**REQUIREMENTS:**
Copy each line of the material below that includes the string "OneDrive".

**DATA LISTING:**
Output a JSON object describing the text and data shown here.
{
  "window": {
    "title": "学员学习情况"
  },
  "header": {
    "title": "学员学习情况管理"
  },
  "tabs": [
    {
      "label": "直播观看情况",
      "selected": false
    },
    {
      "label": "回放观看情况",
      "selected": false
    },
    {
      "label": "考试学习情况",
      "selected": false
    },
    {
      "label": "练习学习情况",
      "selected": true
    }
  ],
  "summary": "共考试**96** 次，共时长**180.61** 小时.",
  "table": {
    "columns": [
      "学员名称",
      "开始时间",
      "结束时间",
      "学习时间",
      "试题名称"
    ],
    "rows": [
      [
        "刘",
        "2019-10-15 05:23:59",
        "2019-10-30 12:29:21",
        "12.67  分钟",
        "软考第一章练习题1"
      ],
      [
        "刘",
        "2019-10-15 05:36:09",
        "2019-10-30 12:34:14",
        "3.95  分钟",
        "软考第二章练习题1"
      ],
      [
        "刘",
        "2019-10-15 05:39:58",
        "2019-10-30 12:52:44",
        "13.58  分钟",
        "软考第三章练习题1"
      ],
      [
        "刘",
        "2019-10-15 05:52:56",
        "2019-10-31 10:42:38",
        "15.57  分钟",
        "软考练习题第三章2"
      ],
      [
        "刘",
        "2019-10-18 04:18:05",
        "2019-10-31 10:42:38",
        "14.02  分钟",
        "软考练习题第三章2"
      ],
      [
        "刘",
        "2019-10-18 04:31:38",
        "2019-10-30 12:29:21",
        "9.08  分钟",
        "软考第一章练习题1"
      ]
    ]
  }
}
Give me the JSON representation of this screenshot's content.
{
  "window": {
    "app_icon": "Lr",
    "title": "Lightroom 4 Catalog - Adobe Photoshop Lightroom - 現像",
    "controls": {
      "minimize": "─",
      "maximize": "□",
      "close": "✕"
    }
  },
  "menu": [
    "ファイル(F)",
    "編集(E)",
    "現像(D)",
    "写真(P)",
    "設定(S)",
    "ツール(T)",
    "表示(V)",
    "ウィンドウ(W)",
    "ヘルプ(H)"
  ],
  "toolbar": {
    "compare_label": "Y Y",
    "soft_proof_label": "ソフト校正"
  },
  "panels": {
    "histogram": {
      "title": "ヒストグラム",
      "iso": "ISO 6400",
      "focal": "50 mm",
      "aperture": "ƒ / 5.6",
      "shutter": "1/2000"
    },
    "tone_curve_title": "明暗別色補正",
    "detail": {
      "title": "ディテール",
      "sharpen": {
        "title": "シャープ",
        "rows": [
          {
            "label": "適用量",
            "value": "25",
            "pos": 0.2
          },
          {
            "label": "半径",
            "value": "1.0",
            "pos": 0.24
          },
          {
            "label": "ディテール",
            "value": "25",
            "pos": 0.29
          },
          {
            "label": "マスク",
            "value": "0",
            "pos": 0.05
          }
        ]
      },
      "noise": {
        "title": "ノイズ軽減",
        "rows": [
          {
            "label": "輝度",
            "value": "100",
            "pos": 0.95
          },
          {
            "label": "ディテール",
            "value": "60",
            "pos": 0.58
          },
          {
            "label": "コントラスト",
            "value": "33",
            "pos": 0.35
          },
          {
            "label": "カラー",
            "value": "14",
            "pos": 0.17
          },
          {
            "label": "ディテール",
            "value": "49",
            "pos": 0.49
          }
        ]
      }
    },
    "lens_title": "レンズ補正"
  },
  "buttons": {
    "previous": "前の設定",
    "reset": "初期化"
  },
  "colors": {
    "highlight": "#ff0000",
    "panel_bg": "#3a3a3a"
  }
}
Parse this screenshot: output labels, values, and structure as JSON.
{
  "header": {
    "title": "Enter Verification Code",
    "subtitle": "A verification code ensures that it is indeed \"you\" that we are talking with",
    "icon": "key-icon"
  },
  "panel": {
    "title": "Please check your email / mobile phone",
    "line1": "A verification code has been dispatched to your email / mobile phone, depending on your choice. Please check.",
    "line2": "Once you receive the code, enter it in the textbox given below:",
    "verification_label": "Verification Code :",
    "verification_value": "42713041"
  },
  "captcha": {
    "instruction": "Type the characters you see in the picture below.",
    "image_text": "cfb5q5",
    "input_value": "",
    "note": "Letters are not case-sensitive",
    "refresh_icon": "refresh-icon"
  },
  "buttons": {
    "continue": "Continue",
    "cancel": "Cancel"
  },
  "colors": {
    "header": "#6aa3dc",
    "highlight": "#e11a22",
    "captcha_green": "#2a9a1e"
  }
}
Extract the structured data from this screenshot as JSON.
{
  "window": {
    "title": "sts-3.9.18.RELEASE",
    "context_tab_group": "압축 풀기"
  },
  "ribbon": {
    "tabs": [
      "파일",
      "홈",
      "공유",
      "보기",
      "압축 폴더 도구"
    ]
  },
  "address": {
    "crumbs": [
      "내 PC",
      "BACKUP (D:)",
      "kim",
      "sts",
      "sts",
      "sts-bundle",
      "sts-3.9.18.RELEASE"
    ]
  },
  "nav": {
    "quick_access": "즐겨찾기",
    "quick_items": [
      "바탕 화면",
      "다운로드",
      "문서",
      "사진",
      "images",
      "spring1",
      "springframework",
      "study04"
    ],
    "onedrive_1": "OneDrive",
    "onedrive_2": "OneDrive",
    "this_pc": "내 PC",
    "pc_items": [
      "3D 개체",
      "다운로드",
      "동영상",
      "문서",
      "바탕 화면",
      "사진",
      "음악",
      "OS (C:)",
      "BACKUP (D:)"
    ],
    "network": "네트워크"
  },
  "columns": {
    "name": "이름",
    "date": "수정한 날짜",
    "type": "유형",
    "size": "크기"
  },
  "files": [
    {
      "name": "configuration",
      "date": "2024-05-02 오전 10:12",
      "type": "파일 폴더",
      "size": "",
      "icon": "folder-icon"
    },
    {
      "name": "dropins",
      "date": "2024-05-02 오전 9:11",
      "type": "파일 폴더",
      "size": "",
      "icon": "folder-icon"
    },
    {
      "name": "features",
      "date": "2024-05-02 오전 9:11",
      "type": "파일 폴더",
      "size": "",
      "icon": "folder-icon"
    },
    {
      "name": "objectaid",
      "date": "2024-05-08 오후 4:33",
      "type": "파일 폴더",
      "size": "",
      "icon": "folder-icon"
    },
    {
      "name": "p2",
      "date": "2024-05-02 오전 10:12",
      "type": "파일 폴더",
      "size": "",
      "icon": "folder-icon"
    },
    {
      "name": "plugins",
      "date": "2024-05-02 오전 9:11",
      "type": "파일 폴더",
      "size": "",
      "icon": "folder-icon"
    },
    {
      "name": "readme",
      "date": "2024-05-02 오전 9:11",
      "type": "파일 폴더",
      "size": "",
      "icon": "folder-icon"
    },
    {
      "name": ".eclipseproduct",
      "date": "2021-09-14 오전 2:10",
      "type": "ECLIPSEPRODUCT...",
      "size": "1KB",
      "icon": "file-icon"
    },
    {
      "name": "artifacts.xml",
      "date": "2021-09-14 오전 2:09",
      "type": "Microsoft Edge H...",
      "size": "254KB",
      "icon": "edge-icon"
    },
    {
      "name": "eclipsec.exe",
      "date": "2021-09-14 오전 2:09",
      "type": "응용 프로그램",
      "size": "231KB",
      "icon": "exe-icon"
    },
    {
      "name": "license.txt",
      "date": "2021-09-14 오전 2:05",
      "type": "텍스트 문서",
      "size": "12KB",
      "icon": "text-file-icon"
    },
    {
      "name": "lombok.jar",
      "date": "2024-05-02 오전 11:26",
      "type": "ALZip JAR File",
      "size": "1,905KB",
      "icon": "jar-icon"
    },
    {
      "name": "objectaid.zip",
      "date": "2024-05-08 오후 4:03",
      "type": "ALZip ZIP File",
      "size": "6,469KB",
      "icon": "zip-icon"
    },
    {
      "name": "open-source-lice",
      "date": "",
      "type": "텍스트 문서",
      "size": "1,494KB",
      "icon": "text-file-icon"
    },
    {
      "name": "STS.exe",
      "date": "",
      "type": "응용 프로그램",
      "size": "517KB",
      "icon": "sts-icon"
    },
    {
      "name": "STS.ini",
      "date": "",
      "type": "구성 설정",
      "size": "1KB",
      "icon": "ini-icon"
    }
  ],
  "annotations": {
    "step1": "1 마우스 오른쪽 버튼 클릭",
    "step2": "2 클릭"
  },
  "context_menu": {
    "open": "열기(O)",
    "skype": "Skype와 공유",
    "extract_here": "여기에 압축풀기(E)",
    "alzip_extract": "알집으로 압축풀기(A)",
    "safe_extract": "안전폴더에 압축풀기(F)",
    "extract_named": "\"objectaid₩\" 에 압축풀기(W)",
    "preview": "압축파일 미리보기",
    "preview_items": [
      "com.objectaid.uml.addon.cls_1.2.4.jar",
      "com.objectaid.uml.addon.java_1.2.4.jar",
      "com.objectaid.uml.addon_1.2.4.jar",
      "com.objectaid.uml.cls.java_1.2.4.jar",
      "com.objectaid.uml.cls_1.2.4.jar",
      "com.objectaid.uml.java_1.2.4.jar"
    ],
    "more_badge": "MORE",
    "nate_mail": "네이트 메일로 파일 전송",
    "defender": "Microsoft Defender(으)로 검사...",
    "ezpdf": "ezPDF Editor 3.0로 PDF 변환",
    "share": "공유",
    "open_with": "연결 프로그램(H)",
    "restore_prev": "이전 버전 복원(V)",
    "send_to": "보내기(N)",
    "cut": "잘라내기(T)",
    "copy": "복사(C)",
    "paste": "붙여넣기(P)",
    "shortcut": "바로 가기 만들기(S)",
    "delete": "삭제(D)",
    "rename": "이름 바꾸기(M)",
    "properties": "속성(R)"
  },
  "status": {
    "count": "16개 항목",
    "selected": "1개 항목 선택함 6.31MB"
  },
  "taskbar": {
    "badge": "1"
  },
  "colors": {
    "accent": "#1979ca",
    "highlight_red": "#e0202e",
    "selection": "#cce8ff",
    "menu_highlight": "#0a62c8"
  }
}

**ANSWER TO THE PROBLEM:**
    "onedrive_1": "OneDrive",
    "onedrive_2": "OneDrive",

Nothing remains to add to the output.